→ Aim of the task
Output the material exactly, but drop every image it holds.

Items from a dataset
=====
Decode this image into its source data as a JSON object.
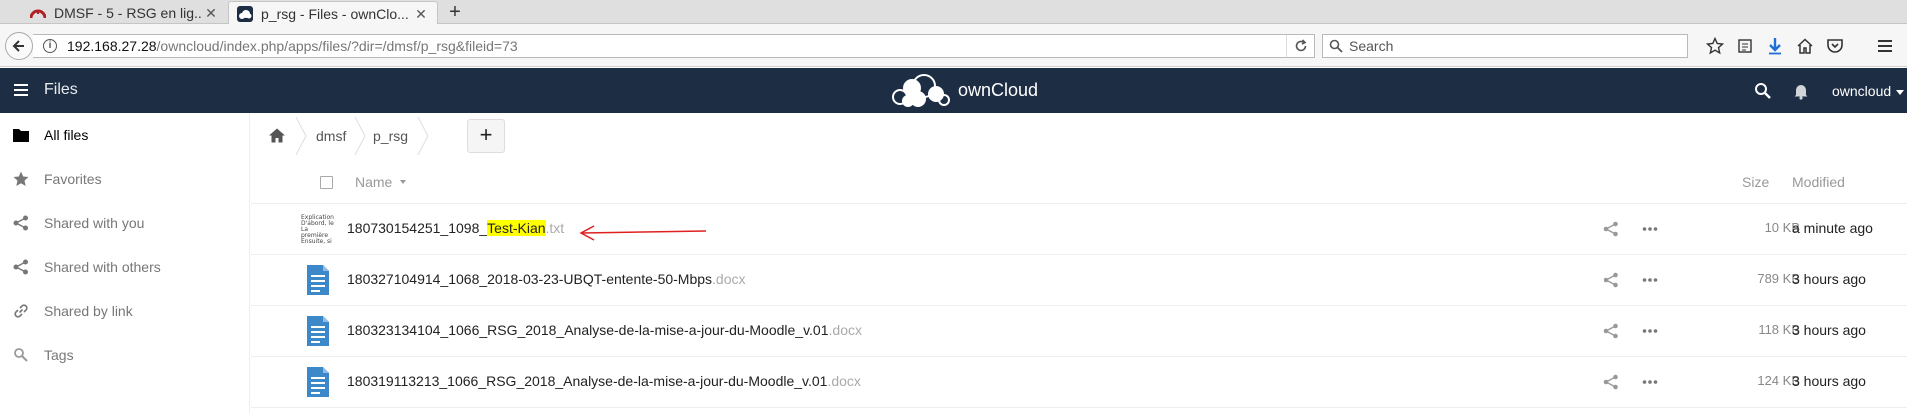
{
  "browser": {
    "tabs": [
      {
        "label": "DMSF - 5 - RSG en lig...",
        "close": "✕"
      },
      {
        "label": "p_rsg - Files - ownClo...",
        "close": "✕"
      }
    ],
    "new_tab": "+",
    "url_host": "192.168.27.28",
    "url_path": "/owncloud/index.php/apps/files/?dir=/dmsf/p_rsg&fileid=73",
    "search_placeholder": "Search"
  },
  "header": {
    "app_title": "Files",
    "brand": "ownCloud",
    "user": "owncloud"
  },
  "sidebar": {
    "items": [
      {
        "label": "All files",
        "icon": "folder-icon",
        "active": true
      },
      {
        "label": "Favorites",
        "icon": "star-icon"
      },
      {
        "label": "Shared with you",
        "icon": "share-icon"
      },
      {
        "label": "Shared with others",
        "icon": "share-icon"
      },
      {
        "label": "Shared by link",
        "icon": "link-icon"
      },
      {
        "label": "Tags",
        "icon": "tag-icon"
      }
    ]
  },
  "breadcrumb": {
    "items": [
      "dmsf",
      "p_rsg"
    ],
    "new_label": "+"
  },
  "table": {
    "headers": {
      "name": "Name",
      "size": "Size",
      "modified": "Modified"
    },
    "rows": [
      {
        "name_prefix": "180730154251_1098_",
        "name_highlight": "Test-Kian",
        "ext": ".txt",
        "size": "10 KB",
        "modified": "a minute ago",
        "preview_lines": [
          "Explication",
          "D'abord, le",
          "La première",
          "Ensuite, si"
        ]
      },
      {
        "name": "180327104914_1068_2018-03-23-UBQT-entente-50-Mbps",
        "ext": ".docx",
        "size": "789 KB",
        "modified": "3 hours ago"
      },
      {
        "name": "180323134104_1066_RSG_2018_Analyse-de-la-mise-a-jour-du-Moodle_v.01",
        "ext": ".docx",
        "size": "118 KB",
        "modified": "3 hours ago"
      },
      {
        "name": "180319113213_1066_RSG_2018_Analyse-de-la-mise-a-jour-du-Moodle_v.01",
        "ext": ".docx",
        "size": "124 KB",
        "modified": "3 hours ago"
      }
    ]
  },
  "colors": {
    "header_bg": "#1d2d44",
    "highlight": "#ffff00",
    "doc_icon": "#3d88c9",
    "annotation": "#e02020"
  }
}
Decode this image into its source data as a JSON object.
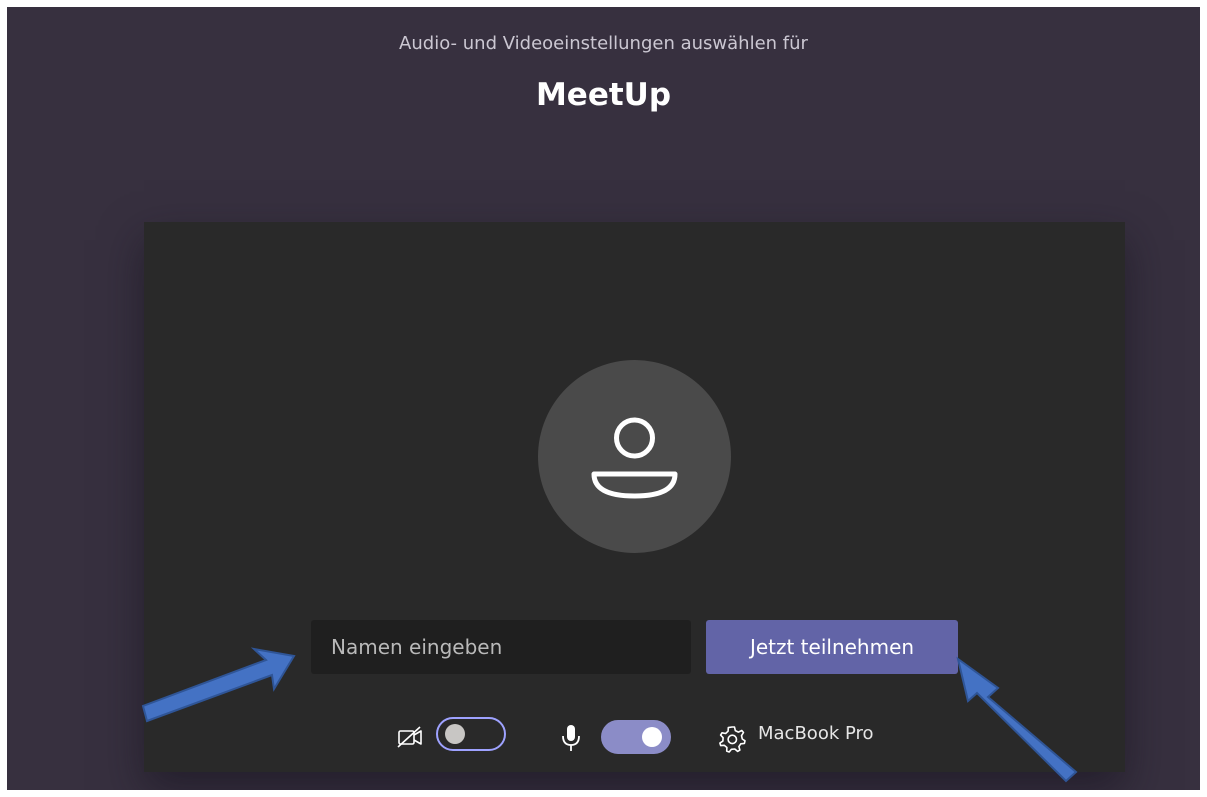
{
  "header": {
    "subtitle": "Audio- und Videoeinstellungen auswählen für",
    "title": "MeetUp"
  },
  "join_form": {
    "name_placeholder": "Namen eingeben",
    "join_label": "Jetzt teilnehmen"
  },
  "controls": {
    "camera": {
      "icon": "camera-off-icon",
      "enabled": false
    },
    "microphone": {
      "icon": "microphone-icon",
      "enabled": true
    },
    "device": {
      "icon": "gear-icon",
      "label": "MacBook Pro"
    }
  },
  "colors": {
    "page_background": "#37303f",
    "preview_background": "#292929",
    "avatar_background": "#4a4a4a",
    "accent": "#6264a7",
    "annotation_arrow": "#4472c4"
  }
}
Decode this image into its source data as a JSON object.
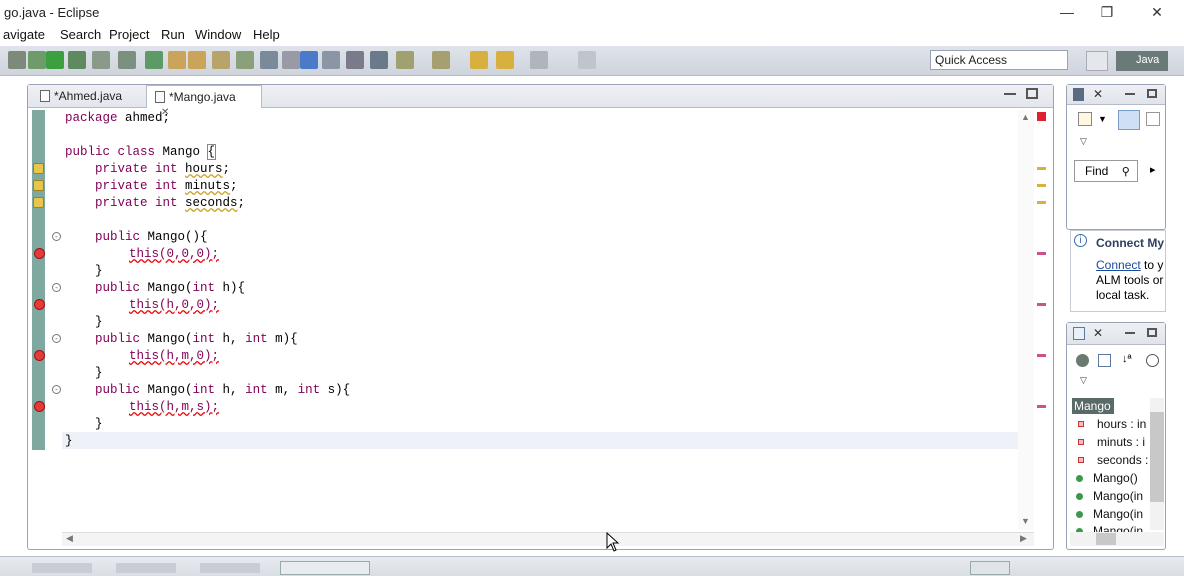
=====
→ The result
Decode this image into its source data as a JSON object.
{
  "browser": {
    "tabs": [
      {
        "label": "DMSF - 5 - RSG en lig...",
        "close": "✕"
      },
      {
        "label": "p_rsg - Files - ownClo...",
        "close": "✕"
      }
    ],
    "new_tab": "+",
    "url_host": "192.168.27.28",
    "url_path": "/owncloud/index.php/apps/files/?dir=/dmsf/p_rsg&fileid=73",
    "search_placeholder": "Search"
  },
  "header": {
    "app_title": "Files",
    "brand": "ownCloud",
    "user": "owncloud"
  },
  "sidebar": {
    "items": [
      {
        "label": "All files",
        "icon": "folder-icon",
        "active": true
      },
      {
        "label": "Favorites",
        "icon": "star-icon"
      },
      {
        "label": "Shared with you",
        "icon": "share-icon"
      },
      {
        "label": "Shared with others",
        "icon": "share-icon"
      },
      {
        "label": "Shared by link",
        "icon": "link-icon"
      },
      {
        "label": "Tags",
        "icon": "tag-icon"
      }
    ]
  },
  "breadcrumb": {
    "items": [
      "dmsf",
      "p_rsg"
    ],
    "new_label": "+"
  },
  "table": {
    "headers": {
      "name": "Name",
      "size": "Size",
      "modified": "Modified"
    },
    "rows": [
      {
        "name_prefix": "180730154251_1098_",
        "name_highlight": "Test-Kian",
        "ext": ".txt",
        "size": "10 KB",
        "modified": "a minute ago",
        "preview_lines": [
          "Explication",
          "D'abord, le",
          "La première",
          "Ensuite, si"
        ]
      },
      {
        "name": "180327104914_1068_2018-03-23-UBQT-entente-50-Mbps",
        "ext": ".docx",
        "size": "789 KB",
        "modified": "3 hours ago"
      },
      {
        "name": "180323134104_1066_RSG_2018_Analyse-de-la-mise-a-jour-du-Moodle_v.01",
        "ext": ".docx",
        "size": "118 KB",
        "modified": "3 hours ago"
      },
      {
        "name": "180319113213_1066_RSG_2018_Analyse-de-la-mise-a-jour-du-Moodle_v.01",
        "ext": ".docx",
        "size": "124 KB",
        "modified": "3 hours ago"
      }
    ]
  },
  "colors": {
    "header_bg": "#1d2d44",
    "highlight": "#ffff00",
    "doc_icon": "#3d88c9",
    "annotation": "#e02020"
  }
}
Decode this image into its source data as a JSON object.
{
  "header": {
    "subtitle": "Audio- und Videoeinstellungen auswählen für",
    "title": "MeetUp"
  },
  "join_form": {
    "name_placeholder": "Namen eingeben",
    "join_label": "Jetzt teilnehmen"
  },
  "controls": {
    "camera": {
      "icon": "camera-off-icon",
      "enabled": false
    },
    "microphone": {
      "icon": "microphone-icon",
      "enabled": true
    },
    "device": {
      "icon": "gear-icon",
      "label": "MacBook Pro"
    }
  },
  "colors": {
    "page_background": "#37303f",
    "preview_background": "#292929",
    "avatar_background": "#4a4a4a",
    "accent": "#6264a7",
    "annotation_arrow": "#4472c4"
  }
}
Decode this image into its source data as a JSON object.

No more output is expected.